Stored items
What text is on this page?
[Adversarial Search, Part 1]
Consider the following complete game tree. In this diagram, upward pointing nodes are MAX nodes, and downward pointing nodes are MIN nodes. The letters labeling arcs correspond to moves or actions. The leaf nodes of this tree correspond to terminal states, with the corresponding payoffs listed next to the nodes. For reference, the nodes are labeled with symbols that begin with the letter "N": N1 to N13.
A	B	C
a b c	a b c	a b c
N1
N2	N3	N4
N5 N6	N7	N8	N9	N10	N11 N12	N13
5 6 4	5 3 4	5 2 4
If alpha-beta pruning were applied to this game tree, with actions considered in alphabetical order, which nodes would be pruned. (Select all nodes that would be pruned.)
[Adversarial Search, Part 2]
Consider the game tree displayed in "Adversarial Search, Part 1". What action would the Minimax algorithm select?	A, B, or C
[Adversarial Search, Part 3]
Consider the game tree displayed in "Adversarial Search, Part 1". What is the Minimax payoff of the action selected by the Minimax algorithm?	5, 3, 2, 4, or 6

Given problem: Scan the listing above. Gather each line that contains the word "Minimax".

Full answer:
Consider the game tree displayed in "Adversarial Search, Part 1". What action would the Minimax algorithm select?	A, B, or C
Consider the game tree displayed in "Adversarial Search, Part 1". What is the Minimax payoff of the action selected by the Minimax algorithm?	5, 3, 2, 4, or 6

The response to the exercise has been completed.